BEGIN PROVIDED RECORDS

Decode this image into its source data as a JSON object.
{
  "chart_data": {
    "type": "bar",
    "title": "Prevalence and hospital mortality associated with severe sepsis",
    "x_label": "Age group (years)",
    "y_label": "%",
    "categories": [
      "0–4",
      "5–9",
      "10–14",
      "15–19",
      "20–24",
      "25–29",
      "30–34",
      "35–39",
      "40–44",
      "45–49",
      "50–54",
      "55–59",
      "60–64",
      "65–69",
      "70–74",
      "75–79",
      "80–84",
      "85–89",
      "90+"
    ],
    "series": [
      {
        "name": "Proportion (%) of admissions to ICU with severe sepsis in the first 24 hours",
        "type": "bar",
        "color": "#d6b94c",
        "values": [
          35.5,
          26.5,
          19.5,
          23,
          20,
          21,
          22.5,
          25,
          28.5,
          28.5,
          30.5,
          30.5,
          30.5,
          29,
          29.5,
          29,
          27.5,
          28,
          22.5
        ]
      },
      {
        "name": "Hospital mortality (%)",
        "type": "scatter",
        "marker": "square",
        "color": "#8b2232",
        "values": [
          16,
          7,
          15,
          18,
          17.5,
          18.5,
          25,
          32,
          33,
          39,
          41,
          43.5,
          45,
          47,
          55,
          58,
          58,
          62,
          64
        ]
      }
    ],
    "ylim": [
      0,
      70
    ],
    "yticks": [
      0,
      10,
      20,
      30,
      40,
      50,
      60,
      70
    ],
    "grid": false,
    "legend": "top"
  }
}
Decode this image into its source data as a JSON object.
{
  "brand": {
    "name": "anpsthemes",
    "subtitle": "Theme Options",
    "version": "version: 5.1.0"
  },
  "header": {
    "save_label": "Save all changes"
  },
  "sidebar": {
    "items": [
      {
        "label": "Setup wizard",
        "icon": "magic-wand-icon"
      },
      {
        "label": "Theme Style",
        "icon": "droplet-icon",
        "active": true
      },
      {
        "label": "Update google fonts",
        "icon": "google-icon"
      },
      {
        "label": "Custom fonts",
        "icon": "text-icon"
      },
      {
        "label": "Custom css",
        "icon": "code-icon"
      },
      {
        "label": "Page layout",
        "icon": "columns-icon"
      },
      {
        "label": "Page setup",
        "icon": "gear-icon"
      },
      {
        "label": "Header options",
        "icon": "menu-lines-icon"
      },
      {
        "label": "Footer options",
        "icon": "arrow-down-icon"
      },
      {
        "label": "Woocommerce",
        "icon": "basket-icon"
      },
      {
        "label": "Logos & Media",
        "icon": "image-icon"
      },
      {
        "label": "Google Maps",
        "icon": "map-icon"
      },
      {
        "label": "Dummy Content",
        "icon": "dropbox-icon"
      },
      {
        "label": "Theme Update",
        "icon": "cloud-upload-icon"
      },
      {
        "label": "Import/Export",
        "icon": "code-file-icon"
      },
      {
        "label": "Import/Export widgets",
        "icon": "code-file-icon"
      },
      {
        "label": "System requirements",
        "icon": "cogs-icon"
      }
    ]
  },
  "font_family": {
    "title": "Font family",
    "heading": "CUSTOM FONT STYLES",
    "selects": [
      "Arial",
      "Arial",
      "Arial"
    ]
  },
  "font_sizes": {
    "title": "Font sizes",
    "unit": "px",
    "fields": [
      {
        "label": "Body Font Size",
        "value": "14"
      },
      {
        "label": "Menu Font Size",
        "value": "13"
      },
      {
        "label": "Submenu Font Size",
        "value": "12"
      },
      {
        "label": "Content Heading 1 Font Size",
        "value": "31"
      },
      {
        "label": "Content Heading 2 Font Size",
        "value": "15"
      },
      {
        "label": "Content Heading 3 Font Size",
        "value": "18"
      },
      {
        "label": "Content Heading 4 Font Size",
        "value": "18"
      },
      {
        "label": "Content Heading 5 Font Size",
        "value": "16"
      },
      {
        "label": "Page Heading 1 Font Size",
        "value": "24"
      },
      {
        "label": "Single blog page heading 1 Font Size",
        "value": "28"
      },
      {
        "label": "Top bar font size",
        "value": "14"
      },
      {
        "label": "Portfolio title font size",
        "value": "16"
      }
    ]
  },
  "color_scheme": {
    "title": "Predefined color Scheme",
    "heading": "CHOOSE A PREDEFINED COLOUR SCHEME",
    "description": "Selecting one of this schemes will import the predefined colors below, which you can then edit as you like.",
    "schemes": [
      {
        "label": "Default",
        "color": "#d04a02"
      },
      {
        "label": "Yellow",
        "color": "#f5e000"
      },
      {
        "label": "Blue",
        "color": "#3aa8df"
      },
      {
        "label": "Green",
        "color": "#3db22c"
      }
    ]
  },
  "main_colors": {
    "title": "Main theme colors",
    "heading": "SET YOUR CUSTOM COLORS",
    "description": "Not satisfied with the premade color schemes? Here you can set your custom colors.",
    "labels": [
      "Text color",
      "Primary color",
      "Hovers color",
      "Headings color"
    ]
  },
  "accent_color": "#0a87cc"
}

END PROVIDED RECORDS

**THE EXERCISE**
The lines above should be duplicated exactly.

**RESULT OF THE TASK**
Decode this image into its source data as a JSON object.
{
  "chart_data": {
    "type": "bar",
    "title": "Prevalence and hospital mortality associated with severe sepsis",
    "x_label": "Age group (years)",
    "y_label": "%",
    "categories": [
      "0–4",
      "5–9",
      "10–14",
      "15–19",
      "20–24",
      "25–29",
      "30–34",
      "35–39",
      "40–44",
      "45–49",
      "50–54",
      "55–59",
      "60–64",
      "65–69",
      "70–74",
      "75–79",
      "80–84",
      "85–89",
      "90+"
    ],
    "series": [
      {
        "name": "Proportion (%) of admissions to ICU with severe sepsis in the first 24 hours",
        "type": "bar",
        "color": "#d6b94c",
        "values": [
          35.5,
          26.5,
          19.5,
          23,
          20,
          21,
          22.5,
          25,
          28.5,
          28.5,
          30.5,
          30.5,
          30.5,
          29,
          29.5,
          29,
          27.5,
          28,
          22.5
        ]
      },
      {
        "name": "Hospital mortality (%)",
        "type": "scatter",
        "marker": "square",
        "color": "#8b2232",
        "values": [
          16,
          7,
          15,
          18,
          17.5,
          18.5,
          25,
          32,
          33,
          39,
          41,
          43.5,
          45,
          47,
          55,
          58,
          58,
          62,
          64
        ]
      }
    ],
    "ylim": [
      0,
      70
    ],
    "yticks": [
      0,
      10,
      20,
      30,
      40,
      50,
      60,
      70
    ],
    "grid": false,
    "legend": "top"
  }
}
Decode this image into its source data as a JSON object.
{
  "brand": {
    "name": "anpsthemes",
    "subtitle": "Theme Options",
    "version": "version: 5.1.0"
  },
  "header": {
    "save_label": "Save all changes"
  },
  "sidebar": {
    "items": [
      {
        "label": "Setup wizard",
        "icon": "magic-wand-icon"
      },
      {
        "label": "Theme Style",
        "icon": "droplet-icon",
        "active": true
      },
      {
        "label": "Update google fonts",
        "icon": "google-icon"
      },
      {
        "label": "Custom fonts",
        "icon": "text-icon"
      },
      {
        "label": "Custom css",
        "icon": "code-icon"
      },
      {
        "label": "Page layout",
        "icon": "columns-icon"
      },
      {
        "label": "Page setup",
        "icon": "gear-icon"
      },
      {
        "label": "Header options",
        "icon": "menu-lines-icon"
      },
      {
        "label": "Footer options",
        "icon": "arrow-down-icon"
      },
      {
        "label": "Woocommerce",
        "icon": "basket-icon"
      },
      {
        "label": "Logos & Media",
        "icon": "image-icon"
      },
      {
        "label": "Google Maps",
        "icon": "map-icon"
      },
      {
        "label": "Dummy Content",
        "icon": "dropbox-icon"
      },
      {
        "label": "Theme Update",
        "icon": "cloud-upload-icon"
      },
      {
        "label": "Import/Export",
        "icon": "code-file-icon"
      },
      {
        "label": "Import/Export widgets",
        "icon": "code-file-icon"
      },
      {
        "label": "System requirements",
        "icon": "cogs-icon"
      }
    ]
  },
  "font_family": {
    "title": "Font family",
    "heading": "CUSTOM FONT STYLES",
    "selects": [
      "Arial",
      "Arial",
      "Arial"
    ]
  },
  "font_sizes": {
    "title": "Font sizes",
    "unit": "px",
    "fields": [
      {
        "label": "Body Font Size",
        "value": "14"
      },
      {
        "label": "Menu Font Size",
        "value": "13"
      },
      {
        "label": "Submenu Font Size",
        "value": "12"
      },
      {
        "label": "Content Heading 1 Font Size",
        "value": "31"
      },
      {
        "label": "Content Heading 2 Font Size",
        "value": "15"
      },
      {
        "label": "Content Heading 3 Font Size",
        "value": "18"
      },
      {
        "label": "Content Heading 4 Font Size",
        "value": "18"
      },
      {
        "label": "Content Heading 5 Font Size",
        "value": "16"
      },
      {
        "label": "Page Heading 1 Font Size",
        "value": "24"
      },
      {
        "label": "Single blog page heading 1 Font Size",
        "value": "28"
      },
      {
        "label": "Top bar font size",
        "value": "14"
      },
      {
        "label": "Portfolio title font size",
        "value": "16"
      }
    ]
  },
  "color_scheme": {
    "title": "Predefined color Scheme",
    "heading": "CHOOSE A PREDEFINED COLOUR SCHEME",
    "description": "Selecting one of this schemes will import the predefined colors below, which you can then edit as you like.",
    "schemes": [
      {
        "label": "Default",
        "color": "#d04a02"
      },
      {
        "label": "Yellow",
        "color": "#f5e000"
      },
      {
        "label": "Blue",
        "color": "#3aa8df"
      },
      {
        "label": "Green",
        "color": "#3db22c"
      }
    ]
  },
  "main_colors": {
    "title": "Main theme colors",
    "heading": "SET YOUR CUSTOM COLORS",
    "description": "Not satisfied with the premade color schemes? Here you can set your custom colors.",
    "labels": [
      "Text color",
      "Primary color",
      "Hovers color",
      "Headings color"
    ]
  },
  "accent_color": "#0a87cc"
}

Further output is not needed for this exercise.